**Stated goal:** Transcribe the records in full, keeping every character as it is.

**Given data:**
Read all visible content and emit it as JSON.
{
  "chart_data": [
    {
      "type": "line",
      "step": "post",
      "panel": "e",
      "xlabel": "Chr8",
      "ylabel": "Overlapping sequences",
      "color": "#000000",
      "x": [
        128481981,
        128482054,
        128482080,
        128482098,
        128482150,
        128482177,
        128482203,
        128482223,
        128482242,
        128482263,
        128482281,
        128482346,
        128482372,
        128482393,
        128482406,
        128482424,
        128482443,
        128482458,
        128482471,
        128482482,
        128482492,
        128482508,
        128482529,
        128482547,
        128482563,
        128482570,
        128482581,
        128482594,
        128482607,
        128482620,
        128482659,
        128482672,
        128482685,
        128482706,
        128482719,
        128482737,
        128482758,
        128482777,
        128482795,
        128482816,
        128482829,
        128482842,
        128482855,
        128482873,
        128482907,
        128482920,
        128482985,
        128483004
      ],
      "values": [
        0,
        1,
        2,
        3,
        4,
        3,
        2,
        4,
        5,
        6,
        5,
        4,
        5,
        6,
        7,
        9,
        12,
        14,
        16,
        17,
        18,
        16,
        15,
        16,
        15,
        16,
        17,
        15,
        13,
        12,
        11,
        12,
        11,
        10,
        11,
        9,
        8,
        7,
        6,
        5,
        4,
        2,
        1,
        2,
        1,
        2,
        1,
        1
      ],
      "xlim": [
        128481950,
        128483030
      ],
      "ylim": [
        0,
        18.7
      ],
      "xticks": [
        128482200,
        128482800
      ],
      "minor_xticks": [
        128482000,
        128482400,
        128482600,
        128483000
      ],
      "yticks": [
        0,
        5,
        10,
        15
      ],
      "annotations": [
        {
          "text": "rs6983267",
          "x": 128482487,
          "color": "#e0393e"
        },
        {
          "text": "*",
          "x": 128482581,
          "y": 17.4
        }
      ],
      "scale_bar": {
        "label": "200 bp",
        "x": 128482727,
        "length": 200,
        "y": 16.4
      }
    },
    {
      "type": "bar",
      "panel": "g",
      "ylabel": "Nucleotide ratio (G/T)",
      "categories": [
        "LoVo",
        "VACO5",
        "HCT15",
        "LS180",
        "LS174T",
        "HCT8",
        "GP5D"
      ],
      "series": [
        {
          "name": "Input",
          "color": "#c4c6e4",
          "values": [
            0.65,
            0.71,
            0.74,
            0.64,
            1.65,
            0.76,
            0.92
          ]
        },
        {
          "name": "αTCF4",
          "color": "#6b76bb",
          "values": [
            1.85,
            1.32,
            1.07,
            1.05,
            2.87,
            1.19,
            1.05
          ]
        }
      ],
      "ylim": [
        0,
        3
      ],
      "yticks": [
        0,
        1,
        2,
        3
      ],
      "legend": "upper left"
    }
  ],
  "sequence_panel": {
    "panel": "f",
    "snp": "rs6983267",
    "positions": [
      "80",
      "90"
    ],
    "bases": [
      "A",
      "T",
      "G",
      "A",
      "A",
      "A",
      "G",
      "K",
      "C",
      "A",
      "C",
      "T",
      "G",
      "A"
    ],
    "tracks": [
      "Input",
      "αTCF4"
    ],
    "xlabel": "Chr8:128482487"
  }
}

**Answer in full:**
Read all visible content and emit it as JSON.
{
  "chart_data": [
    {
      "type": "line",
      "step": "post",
      "panel": "e",
      "xlabel": "Chr8",
      "ylabel": "Overlapping sequences",
      "color": "#000000",
      "x": [
        128481981,
        128482054,
        128482080,
        128482098,
        128482150,
        128482177,
        128482203,
        128482223,
        128482242,
        128482263,
        128482281,
        128482346,
        128482372,
        128482393,
        128482406,
        128482424,
        128482443,
        128482458,
        128482471,
        128482482,
        128482492,
        128482508,
        128482529,
        128482547,
        128482563,
        128482570,
        128482581,
        128482594,
        128482607,
        128482620,
        128482659,
        128482672,
        128482685,
        128482706,
        128482719,
        128482737,
        128482758,
        128482777,
        128482795,
        128482816,
        128482829,
        128482842,
        128482855,
        128482873,
        128482907,
        128482920,
        128482985,
        128483004
      ],
      "values": [
        0,
        1,
        2,
        3,
        4,
        3,
        2,
        4,
        5,
        6,
        5,
        4,
        5,
        6,
        7,
        9,
        12,
        14,
        16,
        17,
        18,
        16,
        15,
        16,
        15,
        16,
        17,
        15,
        13,
        12,
        11,
        12,
        11,
        10,
        11,
        9,
        8,
        7,
        6,
        5,
        4,
        2,
        1,
        2,
        1,
        2,
        1,
        1
      ],
      "xlim": [
        128481950,
        128483030
      ],
      "ylim": [
        0,
        18.7
      ],
      "xticks": [
        128482200,
        128482800
      ],
      "minor_xticks": [
        128482000,
        128482400,
        128482600,
        128483000
      ],
      "yticks": [
        0,
        5,
        10,
        15
      ],
      "annotations": [
        {
          "text": "rs6983267",
          "x": 128482487,
          "color": "#e0393e"
        },
        {
          "text": "*",
          "x": 128482581,
          "y": 17.4
        }
      ],
      "scale_bar": {
        "label": "200 bp",
        "x": 128482727,
        "length": 200,
        "y": 16.4
      }
    },
    {
      "type": "bar",
      "panel": "g",
      "ylabel": "Nucleotide ratio (G/T)",
      "categories": [
        "LoVo",
        "VACO5",
        "HCT15",
        "LS180",
        "LS174T",
        "HCT8",
        "GP5D"
      ],
      "series": [
        {
          "name": "Input",
          "color": "#c4c6e4",
          "values": [
            0.65,
            0.71,
            0.74,
            0.64,
            1.65,
            0.76,
            0.92
          ]
        },
        {
          "name": "αTCF4",
          "color": "#6b76bb",
          "values": [
            1.85,
            1.32,
            1.07,
            1.05,
            2.87,
            1.19,
            1.05
          ]
        }
      ],
      "ylim": [
        0,
        3
      ],
      "yticks": [
        0,
        1,
        2,
        3
      ],
      "legend": "upper left"
    }
  ],
  "sequence_panel": {
    "panel": "f",
    "snp": "rs6983267",
    "positions": [
      "80",
      "90"
    ],
    "bases": [
      "A",
      "T",
      "G",
      "A",
      "A",
      "A",
      "G",
      "K",
      "C",
      "A",
      "C",
      "T",
      "G",
      "A"
    ],
    "tracks": [
      "Input",
      "αTCF4"
    ],
    "xlabel": "Chr8:128482487"
  }
}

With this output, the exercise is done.